___ Supplied data ___
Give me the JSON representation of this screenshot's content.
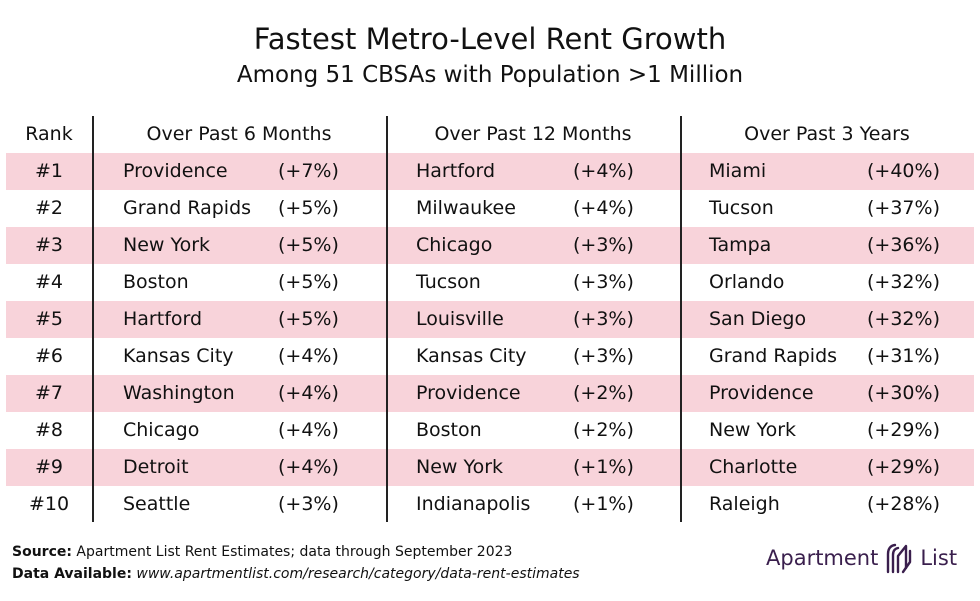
{
  "title": "Fastest Metro-Level Rent Growth",
  "subtitle": "Among 51 CBSAs with Population >1 Million",
  "headers": {
    "rank": "Rank",
    "six_months": "Over Past 6 Months",
    "twelve_months": "Over Past 12 Months",
    "three_years": "Over Past 3 Years"
  },
  "rows": [
    {
      "rank": "#1",
      "m6_city": "Providence",
      "m6_pct": "(+7%)",
      "m12_city": "Hartford",
      "m12_pct": "(+4%)",
      "y3_city": "Miami",
      "y3_pct": "(+40%)"
    },
    {
      "rank": "#2",
      "m6_city": "Grand Rapids",
      "m6_pct": "(+5%)",
      "m12_city": "Milwaukee",
      "m12_pct": "(+4%)",
      "y3_city": "Tucson",
      "y3_pct": "(+37%)"
    },
    {
      "rank": "#3",
      "m6_city": "New York",
      "m6_pct": "(+5%)",
      "m12_city": "Chicago",
      "m12_pct": "(+3%)",
      "y3_city": "Tampa",
      "y3_pct": "(+36%)"
    },
    {
      "rank": "#4",
      "m6_city": "Boston",
      "m6_pct": "(+5%)",
      "m12_city": "Tucson",
      "m12_pct": "(+3%)",
      "y3_city": "Orlando",
      "y3_pct": "(+32%)"
    },
    {
      "rank": "#5",
      "m6_city": "Hartford",
      "m6_pct": "(+5%)",
      "m12_city": "Louisville",
      "m12_pct": "(+3%)",
      "y3_city": "San Diego",
      "y3_pct": "(+32%)"
    },
    {
      "rank": "#6",
      "m6_city": "Kansas City",
      "m6_pct": "(+4%)",
      "m12_city": "Kansas City",
      "m12_pct": "(+3%)",
      "y3_city": "Grand Rapids",
      "y3_pct": "(+31%)"
    },
    {
      "rank": "#7",
      "m6_city": "Washington",
      "m6_pct": "(+4%)",
      "m12_city": "Providence",
      "m12_pct": "(+2%)",
      "y3_city": "Providence",
      "y3_pct": "(+30%)"
    },
    {
      "rank": "#8",
      "m6_city": "Chicago",
      "m6_pct": "(+4%)",
      "m12_city": "Boston",
      "m12_pct": "(+2%)",
      "y3_city": "New York",
      "y3_pct": "(+29%)"
    },
    {
      "rank": "#9",
      "m6_city": "Detroit",
      "m6_pct": "(+4%)",
      "m12_city": "New York",
      "m12_pct": "(+1%)",
      "y3_city": "Charlotte",
      "y3_pct": "(+29%)"
    },
    {
      "rank": "#10",
      "m6_city": "Seattle",
      "m6_pct": "(+3%)",
      "m12_city": "Indianapolis",
      "m12_pct": "(+1%)",
      "y3_city": "Raleigh",
      "y3_pct": "(+28%)"
    }
  ],
  "footer": {
    "source_label": "Source:",
    "source_text": "Apartment List Rent Estimates; data through September 2023",
    "data_label": "Data Available:",
    "data_url": "www.apartmentlist.com/research/category/data-rent-estimates"
  },
  "logo": {
    "word1": "Apartment",
    "word2": "List",
    "icon": "apartment-list-logo-icon"
  },
  "colors": {
    "row_shade": "#f8d3da",
    "logo": "#3a1f4d"
  }
}
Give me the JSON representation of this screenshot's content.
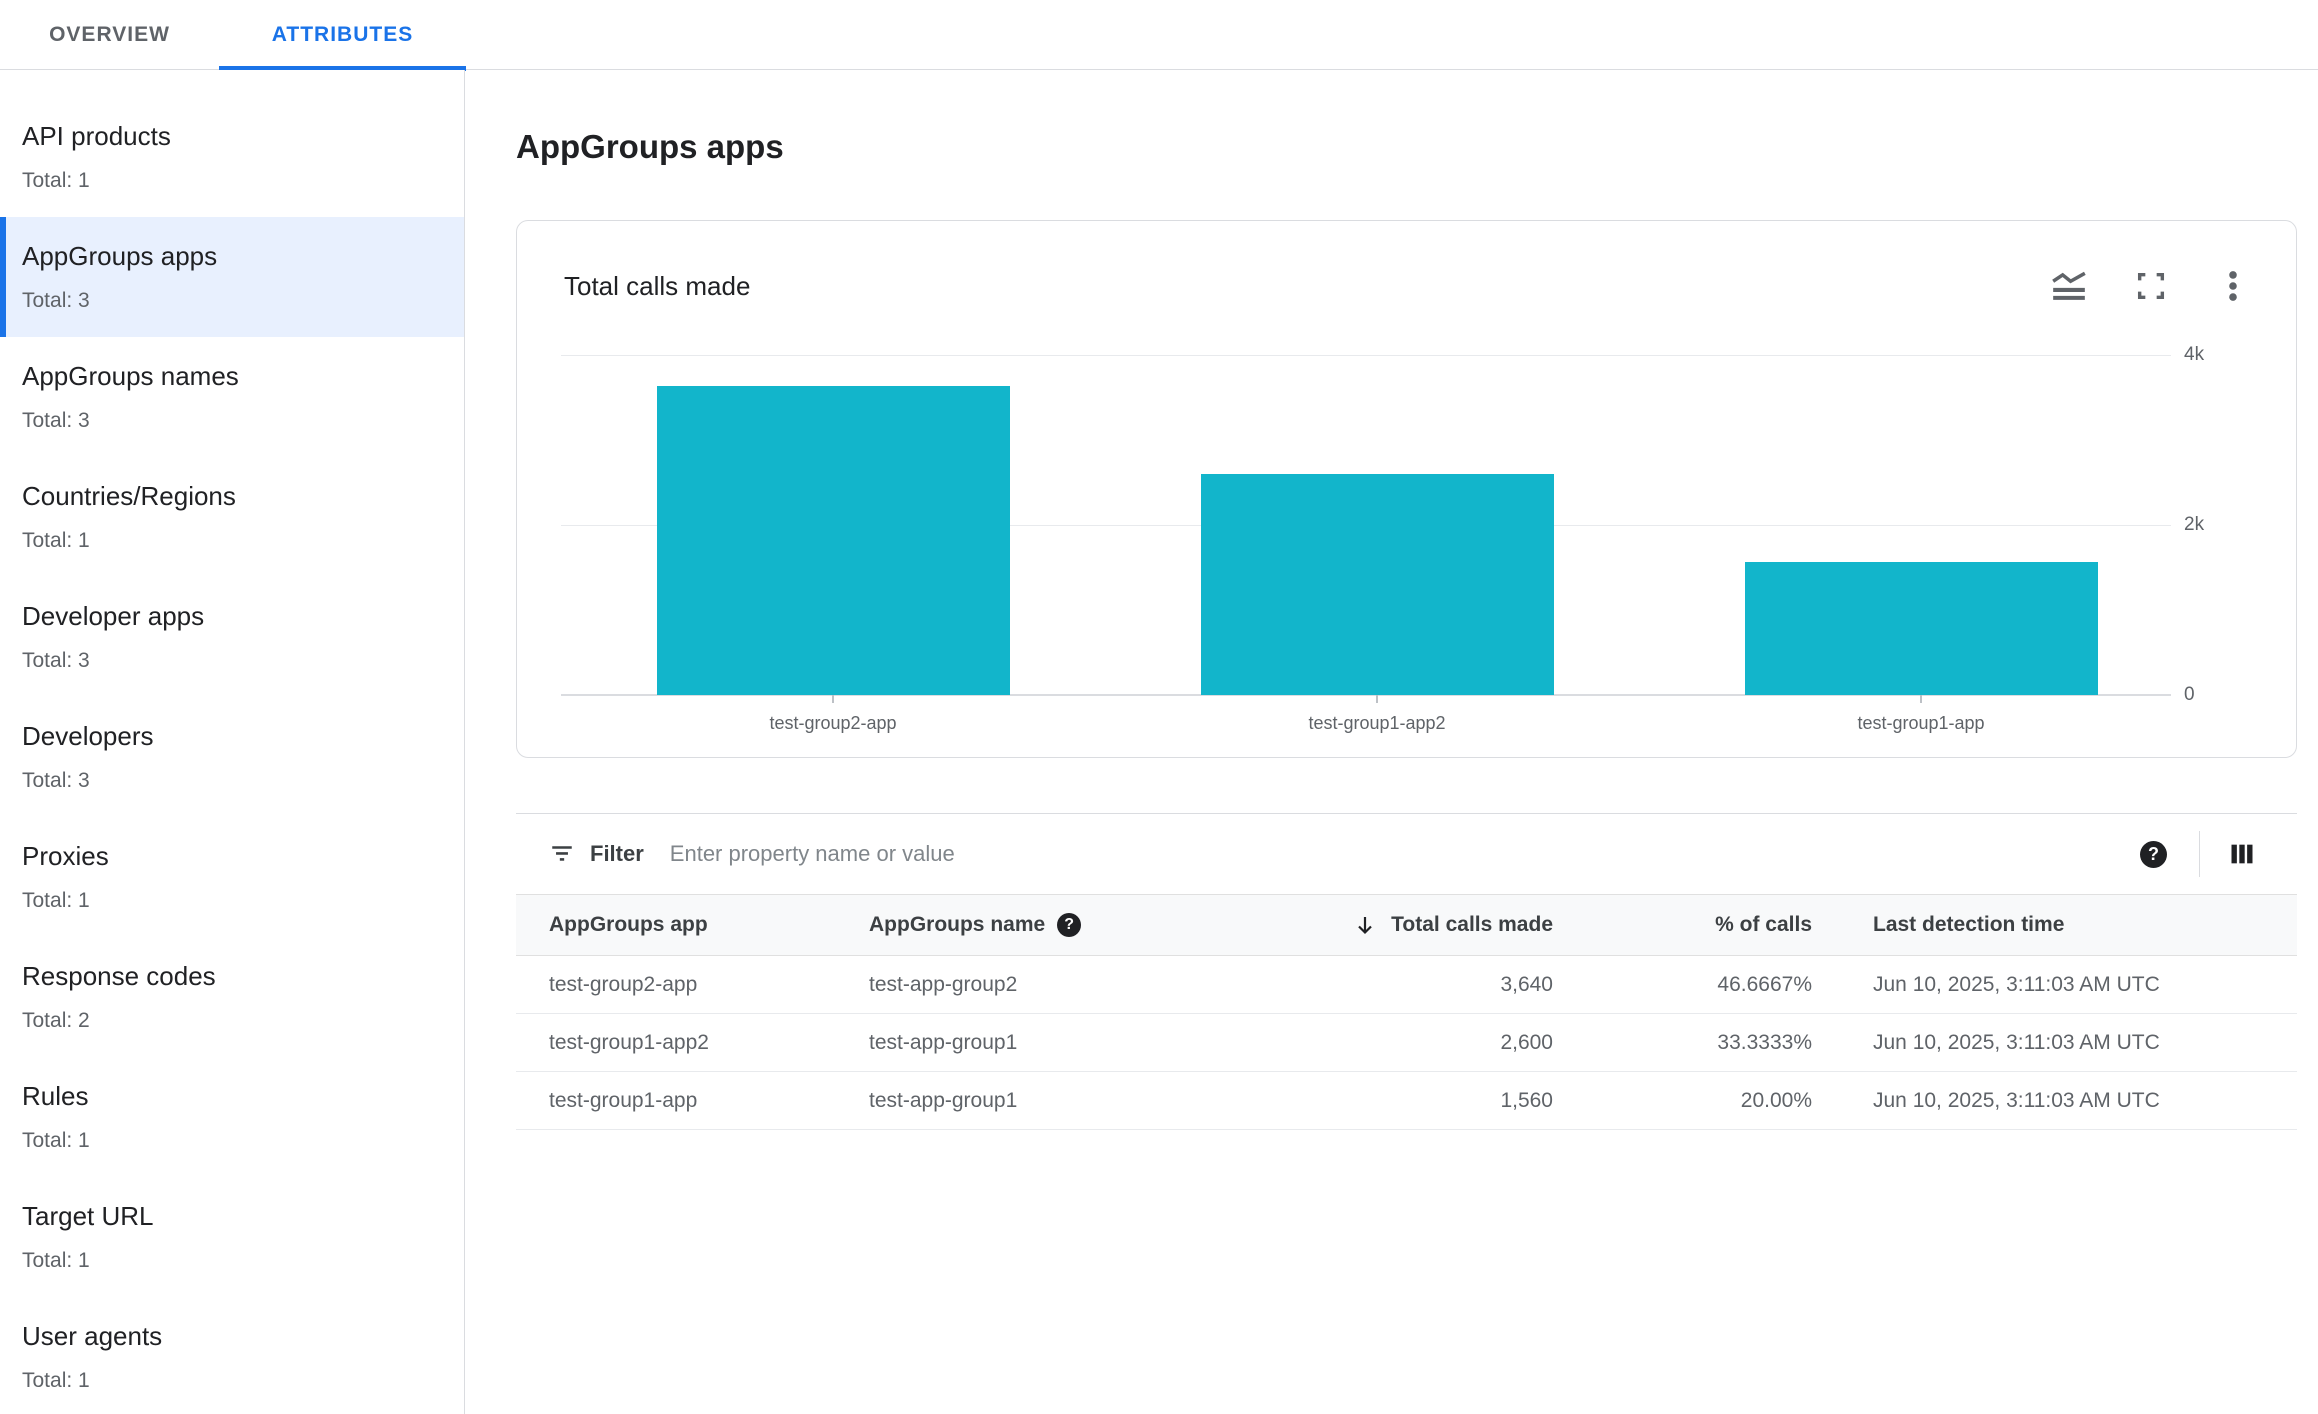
{
  "tab_bar": {
    "tabs": [
      {
        "label": "OVERVIEW",
        "active": false
      },
      {
        "label": "ATTRIBUTES",
        "active": true
      }
    ]
  },
  "sidebar": {
    "items": [
      {
        "label": "API products",
        "total": "Total: 1",
        "selected": false
      },
      {
        "label": "AppGroups apps",
        "total": "Total: 3",
        "selected": true
      },
      {
        "label": "AppGroups names",
        "total": "Total: 3",
        "selected": false
      },
      {
        "label": "Countries/Regions",
        "total": "Total: 1",
        "selected": false
      },
      {
        "label": "Developer apps",
        "total": "Total: 3",
        "selected": false
      },
      {
        "label": "Developers",
        "total": "Total: 3",
        "selected": false
      },
      {
        "label": "Proxies",
        "total": "Total: 1",
        "selected": false
      },
      {
        "label": "Response codes",
        "total": "Total: 2",
        "selected": false
      },
      {
        "label": "Rules",
        "total": "Total: 1",
        "selected": false
      },
      {
        "label": "Target URL",
        "total": "Total: 1",
        "selected": false
      },
      {
        "label": "User agents",
        "total": "Total: 1",
        "selected": false
      }
    ]
  },
  "main": {
    "page_title": "AppGroups apps",
    "chart_card": {
      "title": "Total calls made"
    },
    "filter_bar": {
      "label": "Filter",
      "placeholder": "Enter property name or value"
    },
    "table": {
      "columns": [
        {
          "label": "AppGroups app",
          "align": "left"
        },
        {
          "label": "AppGroups name",
          "align": "left",
          "has_help": true
        },
        {
          "label": "Total calls made",
          "align": "right",
          "sorted": "desc"
        },
        {
          "label": "% of calls",
          "align": "right"
        },
        {
          "label": "Last detection time",
          "align": "left"
        }
      ],
      "rows": [
        [
          "test-group2-app",
          "test-app-group2",
          "3,640",
          "46.6667%",
          "Jun 10, 2025, 3:11:03 AM UTC"
        ],
        [
          "test-group1-app2",
          "test-app-group1",
          "2,600",
          "33.3333%",
          "Jun 10, 2025, 3:11:03 AM UTC"
        ],
        [
          "test-group1-app",
          "test-app-group1",
          "1,560",
          "20.00%",
          "Jun 10, 2025, 3:11:03 AM UTC"
        ]
      ]
    }
  },
  "chart_data": {
    "type": "bar",
    "title": "Total calls made",
    "categories": [
      "test-group2-app",
      "test-group1-app2",
      "test-group1-app"
    ],
    "values": [
      3640,
      2600,
      1560
    ],
    "xlabel": "",
    "ylabel": "",
    "ylim": [
      0,
      4000
    ],
    "yticks": [
      {
        "value": 0,
        "label": "0"
      },
      {
        "value": 2000,
        "label": "2k"
      },
      {
        "value": 4000,
        "label": "4k"
      }
    ],
    "bar_color": "#12B5CB",
    "grid": "horizontal",
    "legend": "none"
  },
  "colors": {
    "accent_blue": "#1A73E8",
    "bar_teal": "#12B5CB",
    "selected_bg": "#E8F0FE",
    "border": "#DADCE0",
    "header_bg": "#F8F9FA",
    "text_primary": "#202124",
    "text_secondary": "#5F6368"
  }
}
___
What to produce — Gather each line of the listing that holds the string "calls".

Solution for this task —
      "title": "Total calls made"
          "label": "Total calls made",
          "label": "% of calls",
    "title": "Total calls made",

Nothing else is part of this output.